▸ WORK TO DO
Extract all of the data and reproduce it precisely.
(begin)
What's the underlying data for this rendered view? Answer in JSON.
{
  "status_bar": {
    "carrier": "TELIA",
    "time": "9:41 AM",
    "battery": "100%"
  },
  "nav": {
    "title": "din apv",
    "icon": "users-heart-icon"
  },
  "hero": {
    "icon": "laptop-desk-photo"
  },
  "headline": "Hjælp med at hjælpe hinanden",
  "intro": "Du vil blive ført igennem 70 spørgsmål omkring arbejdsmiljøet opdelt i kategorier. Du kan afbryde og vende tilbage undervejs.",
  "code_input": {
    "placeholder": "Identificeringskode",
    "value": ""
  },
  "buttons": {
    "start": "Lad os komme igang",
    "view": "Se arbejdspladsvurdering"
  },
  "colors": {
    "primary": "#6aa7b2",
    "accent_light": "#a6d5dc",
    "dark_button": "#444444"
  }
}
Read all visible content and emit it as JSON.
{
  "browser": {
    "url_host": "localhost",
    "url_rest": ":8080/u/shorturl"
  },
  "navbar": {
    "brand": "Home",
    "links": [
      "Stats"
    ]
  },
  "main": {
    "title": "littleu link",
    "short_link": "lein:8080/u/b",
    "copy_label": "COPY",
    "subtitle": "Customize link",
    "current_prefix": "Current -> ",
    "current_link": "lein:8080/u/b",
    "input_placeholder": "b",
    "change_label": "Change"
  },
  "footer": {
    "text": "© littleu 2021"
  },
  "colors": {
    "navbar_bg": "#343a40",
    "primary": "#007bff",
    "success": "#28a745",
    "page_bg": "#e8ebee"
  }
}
(end)
▸ TASK ANSWER
What's the underlying data for this rendered view? Answer in JSON.
{
  "status_bar": {
    "carrier": "TELIA",
    "time": "9:41 AM",
    "battery": "100%"
  },
  "nav": {
    "title": "din apv",
    "icon": "users-heart-icon"
  },
  "hero": {
    "icon": "laptop-desk-photo"
  },
  "headline": "Hjælp med at hjælpe hinanden",
  "intro": "Du vil blive ført igennem 70 spørgsmål omkring arbejdsmiljøet opdelt i kategorier. Du kan afbryde og vende tilbage undervejs.",
  "code_input": {
    "placeholder": "Identificeringskode",
    "value": ""
  },
  "buttons": {
    "start": "Lad os komme igang",
    "view": "Se arbejdspladsvurdering"
  },
  "colors": {
    "primary": "#6aa7b2",
    "accent_light": "#a6d5dc",
    "dark_button": "#444444"
  }
}
Read all visible content and emit it as JSON.
{
  "browser": {
    "url_host": "localhost",
    "url_rest": ":8080/u/shorturl"
  },
  "navbar": {
    "brand": "Home",
    "links": [
      "Stats"
    ]
  },
  "main": {
    "title": "littleu link",
    "short_link": "lein:8080/u/b",
    "copy_label": "COPY",
    "subtitle": "Customize link",
    "current_prefix": "Current -> ",
    "current_link": "lein:8080/u/b",
    "input_placeholder": "b",
    "change_label": "Change"
  },
  "footer": {
    "text": "© littleu 2021"
  },
  "colors": {
    "navbar_bg": "#343a40",
    "primary": "#007bff",
    "success": "#28a745",
    "page_bg": "#e8ebee"
  }
}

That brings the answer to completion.